***** Supplied material
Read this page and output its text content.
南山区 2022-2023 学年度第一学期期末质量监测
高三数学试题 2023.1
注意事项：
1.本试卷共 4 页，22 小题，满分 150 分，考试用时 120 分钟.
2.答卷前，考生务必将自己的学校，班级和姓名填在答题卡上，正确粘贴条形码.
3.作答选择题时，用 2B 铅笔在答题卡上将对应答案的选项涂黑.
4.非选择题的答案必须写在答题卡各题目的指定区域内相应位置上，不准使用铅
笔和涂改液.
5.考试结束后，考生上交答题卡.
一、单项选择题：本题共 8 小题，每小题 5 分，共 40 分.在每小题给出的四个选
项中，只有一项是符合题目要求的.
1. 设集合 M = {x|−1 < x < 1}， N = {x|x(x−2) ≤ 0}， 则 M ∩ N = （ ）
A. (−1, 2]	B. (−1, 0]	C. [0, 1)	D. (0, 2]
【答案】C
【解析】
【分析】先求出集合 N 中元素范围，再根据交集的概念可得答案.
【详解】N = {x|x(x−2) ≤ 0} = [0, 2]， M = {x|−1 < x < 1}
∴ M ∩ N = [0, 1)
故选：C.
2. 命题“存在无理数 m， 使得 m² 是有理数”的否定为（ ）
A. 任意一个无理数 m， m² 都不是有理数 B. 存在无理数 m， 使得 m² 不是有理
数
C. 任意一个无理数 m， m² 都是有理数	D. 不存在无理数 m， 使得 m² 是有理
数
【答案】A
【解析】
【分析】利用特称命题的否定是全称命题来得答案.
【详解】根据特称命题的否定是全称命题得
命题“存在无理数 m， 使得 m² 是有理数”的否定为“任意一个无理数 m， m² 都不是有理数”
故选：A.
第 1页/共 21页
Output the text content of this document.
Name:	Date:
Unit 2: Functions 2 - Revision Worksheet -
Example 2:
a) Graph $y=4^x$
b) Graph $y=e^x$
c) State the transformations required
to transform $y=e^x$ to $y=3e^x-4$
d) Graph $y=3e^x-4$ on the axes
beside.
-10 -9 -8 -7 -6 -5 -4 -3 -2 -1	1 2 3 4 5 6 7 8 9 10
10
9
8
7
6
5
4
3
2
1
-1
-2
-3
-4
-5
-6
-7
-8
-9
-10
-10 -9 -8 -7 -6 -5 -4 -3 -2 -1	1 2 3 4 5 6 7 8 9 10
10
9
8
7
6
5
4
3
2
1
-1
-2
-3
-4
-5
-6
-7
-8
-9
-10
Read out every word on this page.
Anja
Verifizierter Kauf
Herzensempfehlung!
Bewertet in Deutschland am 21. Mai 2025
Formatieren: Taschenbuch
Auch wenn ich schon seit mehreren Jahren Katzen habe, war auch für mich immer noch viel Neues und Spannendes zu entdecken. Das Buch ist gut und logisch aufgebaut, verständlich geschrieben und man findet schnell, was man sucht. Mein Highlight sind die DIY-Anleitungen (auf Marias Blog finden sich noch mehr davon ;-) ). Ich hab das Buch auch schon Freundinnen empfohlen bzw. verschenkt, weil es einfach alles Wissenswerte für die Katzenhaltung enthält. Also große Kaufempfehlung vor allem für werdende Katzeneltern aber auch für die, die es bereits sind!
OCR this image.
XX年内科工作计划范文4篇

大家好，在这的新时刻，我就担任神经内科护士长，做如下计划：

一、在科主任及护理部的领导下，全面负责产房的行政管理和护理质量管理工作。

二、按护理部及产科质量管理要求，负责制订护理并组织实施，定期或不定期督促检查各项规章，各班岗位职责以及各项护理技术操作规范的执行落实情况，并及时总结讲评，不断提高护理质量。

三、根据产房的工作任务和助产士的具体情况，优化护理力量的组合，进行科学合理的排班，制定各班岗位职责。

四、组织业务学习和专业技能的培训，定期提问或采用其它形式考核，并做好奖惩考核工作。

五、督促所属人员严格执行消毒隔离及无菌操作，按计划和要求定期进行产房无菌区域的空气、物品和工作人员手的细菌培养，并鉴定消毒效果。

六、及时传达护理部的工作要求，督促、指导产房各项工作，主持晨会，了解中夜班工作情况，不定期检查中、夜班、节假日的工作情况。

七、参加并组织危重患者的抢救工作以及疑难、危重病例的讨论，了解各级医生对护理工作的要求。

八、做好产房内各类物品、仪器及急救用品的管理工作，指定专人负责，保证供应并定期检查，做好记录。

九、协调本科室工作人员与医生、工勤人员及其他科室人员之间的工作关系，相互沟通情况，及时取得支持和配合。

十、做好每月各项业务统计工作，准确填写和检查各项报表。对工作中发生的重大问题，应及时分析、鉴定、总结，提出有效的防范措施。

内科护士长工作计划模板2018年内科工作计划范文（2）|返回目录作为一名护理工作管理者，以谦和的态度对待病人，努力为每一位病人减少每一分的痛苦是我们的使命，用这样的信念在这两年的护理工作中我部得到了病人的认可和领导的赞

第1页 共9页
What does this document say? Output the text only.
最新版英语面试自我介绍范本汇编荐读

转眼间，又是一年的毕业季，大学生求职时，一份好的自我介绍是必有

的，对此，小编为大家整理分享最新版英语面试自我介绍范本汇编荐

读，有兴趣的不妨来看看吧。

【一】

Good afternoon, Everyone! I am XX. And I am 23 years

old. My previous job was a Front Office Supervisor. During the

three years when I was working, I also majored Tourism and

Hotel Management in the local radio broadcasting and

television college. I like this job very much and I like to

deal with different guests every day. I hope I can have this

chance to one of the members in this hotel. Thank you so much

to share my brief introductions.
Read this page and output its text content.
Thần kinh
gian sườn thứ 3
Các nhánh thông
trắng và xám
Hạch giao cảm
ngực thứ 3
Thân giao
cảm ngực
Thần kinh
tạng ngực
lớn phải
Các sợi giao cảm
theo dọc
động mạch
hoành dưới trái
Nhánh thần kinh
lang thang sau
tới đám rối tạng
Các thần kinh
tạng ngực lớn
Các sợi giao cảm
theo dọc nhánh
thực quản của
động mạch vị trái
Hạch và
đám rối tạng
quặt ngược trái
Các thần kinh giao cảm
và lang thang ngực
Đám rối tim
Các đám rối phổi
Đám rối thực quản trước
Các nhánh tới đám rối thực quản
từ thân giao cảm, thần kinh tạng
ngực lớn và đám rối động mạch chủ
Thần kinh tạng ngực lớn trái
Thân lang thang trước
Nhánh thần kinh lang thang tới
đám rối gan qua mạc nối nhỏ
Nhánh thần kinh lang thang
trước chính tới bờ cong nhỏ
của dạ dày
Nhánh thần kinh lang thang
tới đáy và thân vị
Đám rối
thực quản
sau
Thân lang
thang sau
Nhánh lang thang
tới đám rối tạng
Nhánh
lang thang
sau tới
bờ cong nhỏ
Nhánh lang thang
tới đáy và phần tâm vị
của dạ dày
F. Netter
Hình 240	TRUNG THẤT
**********
Look through the listing above. Pick out each line with "giao" and copy it.

#### Correct result:
Hạch giao cảm
Thân giao
Các sợi giao cảm
Các sợi giao cảm
Các thần kinh giao cảm
từ thân giao cảm, thần kinh tạng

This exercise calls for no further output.